__STATED EXERCISE__. Below are the records; copy each line in them that holds the word "risk".
——————
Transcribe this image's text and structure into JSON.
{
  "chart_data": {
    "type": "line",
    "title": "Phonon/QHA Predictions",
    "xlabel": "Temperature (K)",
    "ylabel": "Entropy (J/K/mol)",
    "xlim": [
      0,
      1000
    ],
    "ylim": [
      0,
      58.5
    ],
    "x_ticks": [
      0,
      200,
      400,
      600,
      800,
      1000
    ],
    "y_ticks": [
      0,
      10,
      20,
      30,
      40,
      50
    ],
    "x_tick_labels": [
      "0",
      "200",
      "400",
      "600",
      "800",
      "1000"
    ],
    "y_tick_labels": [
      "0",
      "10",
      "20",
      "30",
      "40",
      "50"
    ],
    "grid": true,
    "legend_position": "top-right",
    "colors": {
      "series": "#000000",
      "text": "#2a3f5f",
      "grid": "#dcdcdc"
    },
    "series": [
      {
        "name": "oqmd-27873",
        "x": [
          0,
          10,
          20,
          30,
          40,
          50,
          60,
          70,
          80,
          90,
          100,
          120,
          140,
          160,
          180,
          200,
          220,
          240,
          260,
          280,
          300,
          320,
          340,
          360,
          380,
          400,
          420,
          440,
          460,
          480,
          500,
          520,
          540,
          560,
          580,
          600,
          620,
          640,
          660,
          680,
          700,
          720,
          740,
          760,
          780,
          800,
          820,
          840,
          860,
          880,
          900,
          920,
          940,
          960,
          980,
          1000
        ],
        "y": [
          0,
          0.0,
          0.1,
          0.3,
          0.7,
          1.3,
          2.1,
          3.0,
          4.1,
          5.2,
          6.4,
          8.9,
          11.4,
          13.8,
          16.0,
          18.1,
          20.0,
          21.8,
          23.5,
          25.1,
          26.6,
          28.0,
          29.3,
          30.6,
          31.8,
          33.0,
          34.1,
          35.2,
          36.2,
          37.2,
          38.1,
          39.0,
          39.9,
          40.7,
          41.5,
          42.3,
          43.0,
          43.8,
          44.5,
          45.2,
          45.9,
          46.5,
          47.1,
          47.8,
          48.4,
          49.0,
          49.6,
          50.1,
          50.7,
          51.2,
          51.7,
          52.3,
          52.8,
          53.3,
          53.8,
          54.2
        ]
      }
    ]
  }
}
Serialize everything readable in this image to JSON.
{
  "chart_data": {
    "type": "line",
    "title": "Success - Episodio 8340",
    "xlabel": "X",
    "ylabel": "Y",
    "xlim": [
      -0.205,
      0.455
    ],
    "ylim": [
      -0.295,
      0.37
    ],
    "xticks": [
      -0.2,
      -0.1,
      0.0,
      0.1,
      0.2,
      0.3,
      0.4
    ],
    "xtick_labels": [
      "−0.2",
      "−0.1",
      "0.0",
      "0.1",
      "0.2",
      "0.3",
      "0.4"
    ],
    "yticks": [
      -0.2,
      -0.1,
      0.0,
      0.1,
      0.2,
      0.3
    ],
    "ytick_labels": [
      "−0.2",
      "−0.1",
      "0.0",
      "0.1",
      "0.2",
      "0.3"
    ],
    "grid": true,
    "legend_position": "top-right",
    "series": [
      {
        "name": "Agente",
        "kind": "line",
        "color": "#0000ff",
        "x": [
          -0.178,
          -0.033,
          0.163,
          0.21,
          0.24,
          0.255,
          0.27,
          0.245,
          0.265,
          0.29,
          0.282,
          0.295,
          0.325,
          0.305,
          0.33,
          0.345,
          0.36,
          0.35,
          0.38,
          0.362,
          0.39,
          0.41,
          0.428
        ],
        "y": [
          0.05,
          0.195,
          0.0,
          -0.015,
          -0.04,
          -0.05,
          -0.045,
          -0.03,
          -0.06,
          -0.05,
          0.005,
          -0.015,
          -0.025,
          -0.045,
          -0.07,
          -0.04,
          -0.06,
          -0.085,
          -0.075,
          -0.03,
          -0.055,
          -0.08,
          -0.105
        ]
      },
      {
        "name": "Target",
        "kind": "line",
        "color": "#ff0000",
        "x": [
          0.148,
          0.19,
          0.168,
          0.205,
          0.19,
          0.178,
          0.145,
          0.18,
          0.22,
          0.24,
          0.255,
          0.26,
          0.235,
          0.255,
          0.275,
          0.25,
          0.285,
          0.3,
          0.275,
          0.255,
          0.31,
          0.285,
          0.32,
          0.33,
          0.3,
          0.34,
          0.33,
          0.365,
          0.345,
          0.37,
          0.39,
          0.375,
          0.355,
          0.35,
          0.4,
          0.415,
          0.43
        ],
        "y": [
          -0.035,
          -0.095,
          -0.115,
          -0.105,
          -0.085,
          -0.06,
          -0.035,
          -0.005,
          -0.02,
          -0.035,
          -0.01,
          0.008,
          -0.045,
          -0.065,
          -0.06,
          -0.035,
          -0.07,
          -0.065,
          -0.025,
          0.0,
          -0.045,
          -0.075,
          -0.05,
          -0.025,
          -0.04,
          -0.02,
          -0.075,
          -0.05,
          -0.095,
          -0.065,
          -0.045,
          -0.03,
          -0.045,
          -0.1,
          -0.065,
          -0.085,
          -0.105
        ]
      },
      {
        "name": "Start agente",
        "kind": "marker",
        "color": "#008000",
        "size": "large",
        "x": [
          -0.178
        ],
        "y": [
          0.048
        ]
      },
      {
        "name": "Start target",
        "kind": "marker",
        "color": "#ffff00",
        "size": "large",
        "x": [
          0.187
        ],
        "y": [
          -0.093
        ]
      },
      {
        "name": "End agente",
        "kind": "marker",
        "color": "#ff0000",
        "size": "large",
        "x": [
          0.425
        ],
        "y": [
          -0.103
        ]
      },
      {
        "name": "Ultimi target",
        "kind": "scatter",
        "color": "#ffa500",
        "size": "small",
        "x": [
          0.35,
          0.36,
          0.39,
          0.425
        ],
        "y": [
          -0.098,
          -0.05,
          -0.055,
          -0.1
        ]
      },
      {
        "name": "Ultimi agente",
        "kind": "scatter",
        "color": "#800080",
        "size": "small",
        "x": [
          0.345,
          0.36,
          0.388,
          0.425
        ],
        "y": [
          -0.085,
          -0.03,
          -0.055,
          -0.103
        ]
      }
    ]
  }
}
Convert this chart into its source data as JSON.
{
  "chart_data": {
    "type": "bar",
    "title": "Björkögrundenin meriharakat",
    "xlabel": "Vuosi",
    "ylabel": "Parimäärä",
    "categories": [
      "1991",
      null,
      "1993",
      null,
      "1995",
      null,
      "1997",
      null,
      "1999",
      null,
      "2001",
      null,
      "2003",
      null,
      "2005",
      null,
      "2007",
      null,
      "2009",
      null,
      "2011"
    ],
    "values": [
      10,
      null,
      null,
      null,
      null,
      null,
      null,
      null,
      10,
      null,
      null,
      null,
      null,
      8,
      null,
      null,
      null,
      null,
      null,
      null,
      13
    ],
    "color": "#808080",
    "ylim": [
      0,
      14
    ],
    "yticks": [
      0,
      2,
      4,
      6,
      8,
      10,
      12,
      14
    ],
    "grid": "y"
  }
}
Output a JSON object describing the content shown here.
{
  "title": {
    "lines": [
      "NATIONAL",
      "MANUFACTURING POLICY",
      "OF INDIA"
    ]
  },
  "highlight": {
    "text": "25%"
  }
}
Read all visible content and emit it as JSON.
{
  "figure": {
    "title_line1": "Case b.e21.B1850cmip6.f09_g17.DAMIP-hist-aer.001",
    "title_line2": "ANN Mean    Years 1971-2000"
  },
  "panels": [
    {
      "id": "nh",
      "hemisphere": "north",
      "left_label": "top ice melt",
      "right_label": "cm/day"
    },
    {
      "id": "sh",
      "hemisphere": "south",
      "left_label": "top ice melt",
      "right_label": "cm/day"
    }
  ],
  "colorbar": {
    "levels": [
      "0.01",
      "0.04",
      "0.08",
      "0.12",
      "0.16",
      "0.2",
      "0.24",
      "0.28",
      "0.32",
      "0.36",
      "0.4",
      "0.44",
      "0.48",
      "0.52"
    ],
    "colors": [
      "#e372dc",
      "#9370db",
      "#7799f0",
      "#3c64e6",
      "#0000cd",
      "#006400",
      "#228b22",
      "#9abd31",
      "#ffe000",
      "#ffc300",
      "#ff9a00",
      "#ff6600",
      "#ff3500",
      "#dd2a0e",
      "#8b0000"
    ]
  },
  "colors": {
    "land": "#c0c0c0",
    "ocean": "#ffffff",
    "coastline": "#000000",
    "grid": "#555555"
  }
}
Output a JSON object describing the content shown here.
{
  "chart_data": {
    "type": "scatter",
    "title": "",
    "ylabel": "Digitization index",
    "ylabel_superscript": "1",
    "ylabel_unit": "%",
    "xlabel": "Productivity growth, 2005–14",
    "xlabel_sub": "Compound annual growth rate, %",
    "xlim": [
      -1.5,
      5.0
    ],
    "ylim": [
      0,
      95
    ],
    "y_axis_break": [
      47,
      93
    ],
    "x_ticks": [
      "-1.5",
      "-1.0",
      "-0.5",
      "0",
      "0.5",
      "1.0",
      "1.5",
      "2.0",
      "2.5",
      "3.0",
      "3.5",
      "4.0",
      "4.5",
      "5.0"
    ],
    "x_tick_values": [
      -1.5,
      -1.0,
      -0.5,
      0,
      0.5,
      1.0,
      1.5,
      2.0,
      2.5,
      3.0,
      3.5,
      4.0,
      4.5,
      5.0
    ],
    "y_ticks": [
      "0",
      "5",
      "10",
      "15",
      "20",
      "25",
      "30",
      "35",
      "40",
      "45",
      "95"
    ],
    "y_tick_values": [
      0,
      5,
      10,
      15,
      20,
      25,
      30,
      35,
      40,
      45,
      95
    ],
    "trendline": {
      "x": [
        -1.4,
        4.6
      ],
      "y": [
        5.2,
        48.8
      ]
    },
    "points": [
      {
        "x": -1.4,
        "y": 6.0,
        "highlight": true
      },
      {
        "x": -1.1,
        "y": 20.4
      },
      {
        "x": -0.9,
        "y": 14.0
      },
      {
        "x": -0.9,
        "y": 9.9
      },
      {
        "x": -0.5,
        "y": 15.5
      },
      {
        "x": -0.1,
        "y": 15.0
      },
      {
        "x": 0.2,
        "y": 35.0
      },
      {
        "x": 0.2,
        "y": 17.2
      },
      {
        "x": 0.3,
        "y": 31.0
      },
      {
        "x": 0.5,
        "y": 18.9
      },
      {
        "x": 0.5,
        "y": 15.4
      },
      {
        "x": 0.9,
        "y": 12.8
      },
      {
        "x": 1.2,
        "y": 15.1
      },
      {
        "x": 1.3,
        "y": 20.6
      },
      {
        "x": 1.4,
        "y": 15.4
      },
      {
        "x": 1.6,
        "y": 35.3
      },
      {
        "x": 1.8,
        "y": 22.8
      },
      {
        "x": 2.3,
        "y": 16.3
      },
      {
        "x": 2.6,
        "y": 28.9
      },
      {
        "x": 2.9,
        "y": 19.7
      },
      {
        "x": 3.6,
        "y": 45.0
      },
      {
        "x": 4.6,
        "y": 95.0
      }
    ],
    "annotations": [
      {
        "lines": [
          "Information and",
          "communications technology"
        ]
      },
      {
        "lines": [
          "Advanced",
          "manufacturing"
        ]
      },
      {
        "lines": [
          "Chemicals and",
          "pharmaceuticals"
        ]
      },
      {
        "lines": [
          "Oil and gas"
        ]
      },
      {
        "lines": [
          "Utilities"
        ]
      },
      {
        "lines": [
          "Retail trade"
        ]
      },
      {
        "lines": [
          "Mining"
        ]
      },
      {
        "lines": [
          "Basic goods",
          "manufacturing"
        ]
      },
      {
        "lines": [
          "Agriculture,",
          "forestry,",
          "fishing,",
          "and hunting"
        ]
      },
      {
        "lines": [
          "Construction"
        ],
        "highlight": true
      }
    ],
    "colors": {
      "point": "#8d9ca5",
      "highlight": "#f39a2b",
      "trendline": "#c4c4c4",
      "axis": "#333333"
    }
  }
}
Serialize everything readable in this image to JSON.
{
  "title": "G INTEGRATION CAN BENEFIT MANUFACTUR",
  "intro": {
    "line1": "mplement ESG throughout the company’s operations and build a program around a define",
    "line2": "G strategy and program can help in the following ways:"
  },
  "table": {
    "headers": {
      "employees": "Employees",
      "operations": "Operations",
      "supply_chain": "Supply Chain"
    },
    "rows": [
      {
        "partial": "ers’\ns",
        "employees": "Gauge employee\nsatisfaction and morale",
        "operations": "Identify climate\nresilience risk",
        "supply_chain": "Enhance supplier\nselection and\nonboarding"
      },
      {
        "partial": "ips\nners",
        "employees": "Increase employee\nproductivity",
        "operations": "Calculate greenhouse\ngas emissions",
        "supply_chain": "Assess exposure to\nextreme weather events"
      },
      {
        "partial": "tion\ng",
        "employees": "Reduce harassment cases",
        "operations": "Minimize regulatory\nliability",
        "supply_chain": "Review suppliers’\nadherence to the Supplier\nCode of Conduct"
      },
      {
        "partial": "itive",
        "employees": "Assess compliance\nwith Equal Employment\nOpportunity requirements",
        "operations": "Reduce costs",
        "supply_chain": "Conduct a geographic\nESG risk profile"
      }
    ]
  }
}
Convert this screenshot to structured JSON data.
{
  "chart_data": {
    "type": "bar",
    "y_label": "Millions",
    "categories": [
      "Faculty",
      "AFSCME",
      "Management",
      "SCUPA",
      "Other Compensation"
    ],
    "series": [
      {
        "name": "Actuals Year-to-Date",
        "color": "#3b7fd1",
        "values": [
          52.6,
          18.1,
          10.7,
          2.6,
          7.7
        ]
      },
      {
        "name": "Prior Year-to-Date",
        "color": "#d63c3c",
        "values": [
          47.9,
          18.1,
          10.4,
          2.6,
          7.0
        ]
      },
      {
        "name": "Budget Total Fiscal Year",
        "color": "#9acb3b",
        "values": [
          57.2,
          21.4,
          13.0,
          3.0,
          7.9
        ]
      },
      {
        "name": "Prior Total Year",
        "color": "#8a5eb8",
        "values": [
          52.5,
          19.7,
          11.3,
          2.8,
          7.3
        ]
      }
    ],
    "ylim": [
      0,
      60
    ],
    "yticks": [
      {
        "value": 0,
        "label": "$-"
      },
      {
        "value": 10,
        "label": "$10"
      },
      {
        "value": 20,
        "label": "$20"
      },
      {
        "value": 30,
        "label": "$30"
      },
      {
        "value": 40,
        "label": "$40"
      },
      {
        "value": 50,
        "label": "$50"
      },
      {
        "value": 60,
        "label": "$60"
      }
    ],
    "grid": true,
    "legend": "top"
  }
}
——————
__OUTPUT FOR THIS TASK__.
        "operations": "Identify climate\nresilience risk",
        "supply_chain": "Conduct a geographic\nESG risk profile"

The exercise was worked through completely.